Material for the task
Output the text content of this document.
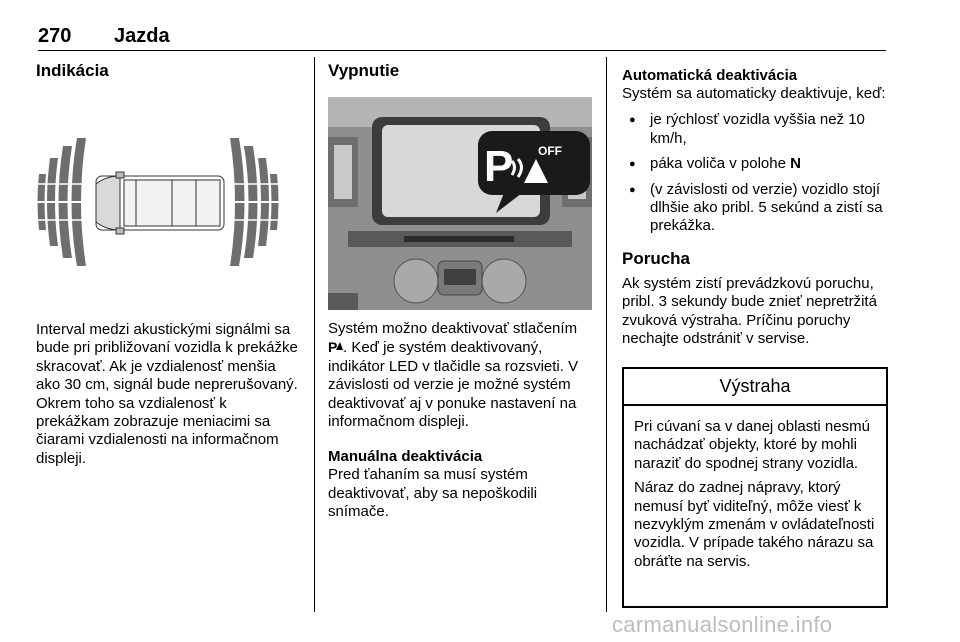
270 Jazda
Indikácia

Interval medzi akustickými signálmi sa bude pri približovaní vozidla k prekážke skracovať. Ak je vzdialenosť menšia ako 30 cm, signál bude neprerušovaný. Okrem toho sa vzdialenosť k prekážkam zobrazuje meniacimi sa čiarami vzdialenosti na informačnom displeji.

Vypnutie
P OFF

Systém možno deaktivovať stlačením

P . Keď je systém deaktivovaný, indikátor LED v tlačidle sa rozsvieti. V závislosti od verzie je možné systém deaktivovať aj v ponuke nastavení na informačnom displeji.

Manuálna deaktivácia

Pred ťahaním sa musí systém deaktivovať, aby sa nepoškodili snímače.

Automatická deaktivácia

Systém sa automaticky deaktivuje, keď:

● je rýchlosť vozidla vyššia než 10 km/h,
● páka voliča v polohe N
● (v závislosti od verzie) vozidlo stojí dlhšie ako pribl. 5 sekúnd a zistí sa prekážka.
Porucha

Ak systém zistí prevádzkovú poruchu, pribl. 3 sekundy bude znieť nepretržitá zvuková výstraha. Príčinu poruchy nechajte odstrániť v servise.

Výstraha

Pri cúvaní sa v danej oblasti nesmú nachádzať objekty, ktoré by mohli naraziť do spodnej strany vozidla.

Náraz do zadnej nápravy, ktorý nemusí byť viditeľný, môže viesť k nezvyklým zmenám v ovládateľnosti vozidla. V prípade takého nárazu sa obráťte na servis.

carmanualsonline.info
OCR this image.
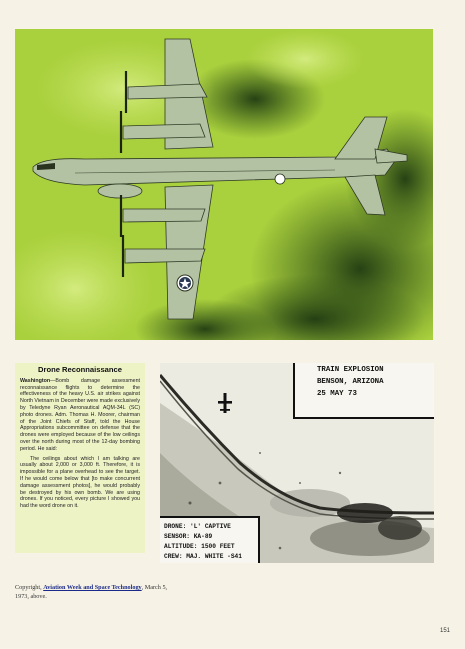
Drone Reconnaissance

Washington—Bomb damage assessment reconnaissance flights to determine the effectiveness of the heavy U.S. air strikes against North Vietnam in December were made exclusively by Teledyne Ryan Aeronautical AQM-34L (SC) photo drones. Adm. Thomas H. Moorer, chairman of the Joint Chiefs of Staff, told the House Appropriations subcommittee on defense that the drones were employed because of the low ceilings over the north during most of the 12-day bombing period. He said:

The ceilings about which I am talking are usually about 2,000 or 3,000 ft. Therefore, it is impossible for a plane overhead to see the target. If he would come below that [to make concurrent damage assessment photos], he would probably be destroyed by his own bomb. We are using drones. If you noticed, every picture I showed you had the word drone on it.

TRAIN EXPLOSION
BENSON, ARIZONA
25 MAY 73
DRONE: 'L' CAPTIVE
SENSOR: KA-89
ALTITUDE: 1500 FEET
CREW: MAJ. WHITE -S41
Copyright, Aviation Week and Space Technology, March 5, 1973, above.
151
--
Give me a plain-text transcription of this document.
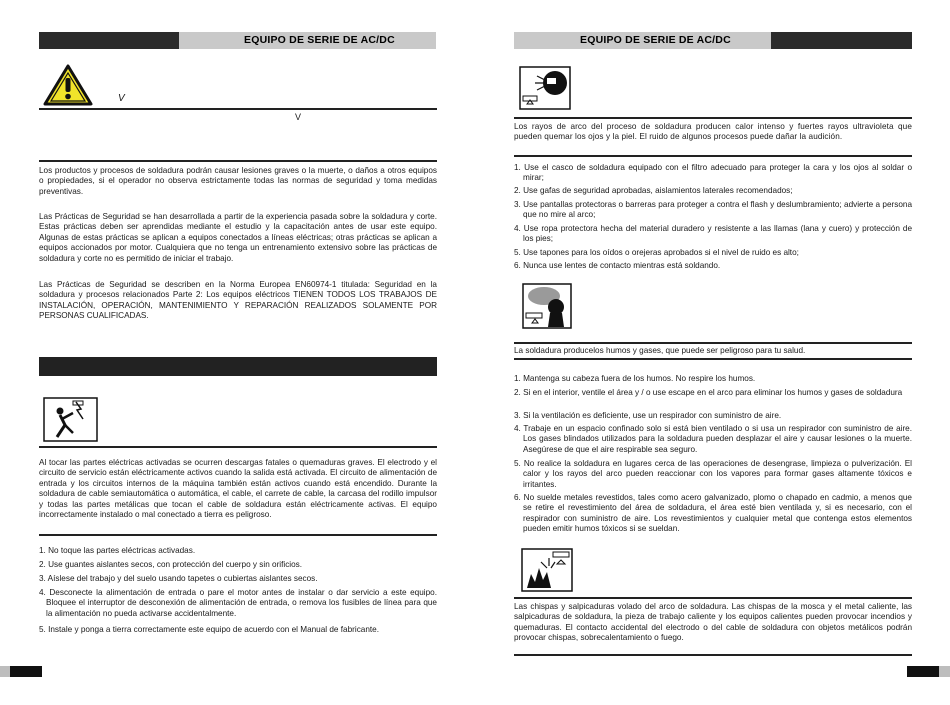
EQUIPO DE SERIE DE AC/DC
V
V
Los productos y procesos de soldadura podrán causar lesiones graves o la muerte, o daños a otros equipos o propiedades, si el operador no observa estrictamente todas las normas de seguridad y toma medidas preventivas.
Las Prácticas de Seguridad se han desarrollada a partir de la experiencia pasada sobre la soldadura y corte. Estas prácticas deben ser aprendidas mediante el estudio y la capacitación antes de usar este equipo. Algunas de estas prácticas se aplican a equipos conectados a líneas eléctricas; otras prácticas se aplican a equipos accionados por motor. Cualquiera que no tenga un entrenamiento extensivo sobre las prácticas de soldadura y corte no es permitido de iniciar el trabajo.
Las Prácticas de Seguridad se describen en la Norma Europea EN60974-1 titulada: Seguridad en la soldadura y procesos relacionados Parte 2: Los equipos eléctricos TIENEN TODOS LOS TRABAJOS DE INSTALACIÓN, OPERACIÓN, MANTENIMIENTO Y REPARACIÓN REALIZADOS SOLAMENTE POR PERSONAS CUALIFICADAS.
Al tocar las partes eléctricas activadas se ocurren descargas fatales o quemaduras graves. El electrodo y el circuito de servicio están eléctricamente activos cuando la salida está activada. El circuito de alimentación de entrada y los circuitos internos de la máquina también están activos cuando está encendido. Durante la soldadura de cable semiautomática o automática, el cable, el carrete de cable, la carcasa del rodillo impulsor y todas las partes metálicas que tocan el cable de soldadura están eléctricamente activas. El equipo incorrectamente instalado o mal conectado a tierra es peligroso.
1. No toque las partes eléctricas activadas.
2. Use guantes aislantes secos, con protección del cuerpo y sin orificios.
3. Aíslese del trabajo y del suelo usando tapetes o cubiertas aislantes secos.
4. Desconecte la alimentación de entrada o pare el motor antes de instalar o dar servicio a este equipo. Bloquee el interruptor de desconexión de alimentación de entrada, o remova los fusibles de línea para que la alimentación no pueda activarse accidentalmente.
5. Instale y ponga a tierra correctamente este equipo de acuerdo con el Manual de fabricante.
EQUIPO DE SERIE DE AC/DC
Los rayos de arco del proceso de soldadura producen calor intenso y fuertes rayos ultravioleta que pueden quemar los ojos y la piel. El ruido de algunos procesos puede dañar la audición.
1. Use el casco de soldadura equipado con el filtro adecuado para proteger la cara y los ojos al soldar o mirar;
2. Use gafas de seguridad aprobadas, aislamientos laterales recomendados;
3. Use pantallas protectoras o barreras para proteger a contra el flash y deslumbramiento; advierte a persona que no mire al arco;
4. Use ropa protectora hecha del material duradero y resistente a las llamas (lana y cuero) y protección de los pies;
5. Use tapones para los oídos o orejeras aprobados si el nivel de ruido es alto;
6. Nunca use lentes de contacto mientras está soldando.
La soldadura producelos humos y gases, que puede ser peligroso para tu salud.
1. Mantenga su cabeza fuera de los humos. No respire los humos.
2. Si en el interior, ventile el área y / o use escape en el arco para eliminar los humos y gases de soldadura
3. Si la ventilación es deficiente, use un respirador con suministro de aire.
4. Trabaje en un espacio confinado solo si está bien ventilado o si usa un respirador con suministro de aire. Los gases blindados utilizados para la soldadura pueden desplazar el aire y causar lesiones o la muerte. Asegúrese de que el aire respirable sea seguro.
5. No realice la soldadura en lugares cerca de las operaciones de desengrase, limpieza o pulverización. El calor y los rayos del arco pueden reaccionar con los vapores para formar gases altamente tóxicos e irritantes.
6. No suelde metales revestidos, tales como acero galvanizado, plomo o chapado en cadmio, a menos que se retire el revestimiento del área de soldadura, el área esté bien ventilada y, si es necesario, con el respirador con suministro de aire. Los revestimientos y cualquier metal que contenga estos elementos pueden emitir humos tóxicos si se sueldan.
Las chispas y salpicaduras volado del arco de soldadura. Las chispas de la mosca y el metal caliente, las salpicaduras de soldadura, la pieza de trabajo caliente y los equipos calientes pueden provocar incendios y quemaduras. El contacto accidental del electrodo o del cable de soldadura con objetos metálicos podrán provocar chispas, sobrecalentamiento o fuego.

Exercise task
Read the entries and select each line where the word "verzie" is found.

Complete output
P . Keď je systém deaktivovaný, indikátor LED v tlačidle sa rozsvieti. V závislosti od verzie je možné systém deaktivovať aj v ponuke nastavení na informačnom displeji.
● (v závislosti od verzie) vozidlo stojí dlhšie ako pribl. 5 sekúnd a zistí sa prekážka.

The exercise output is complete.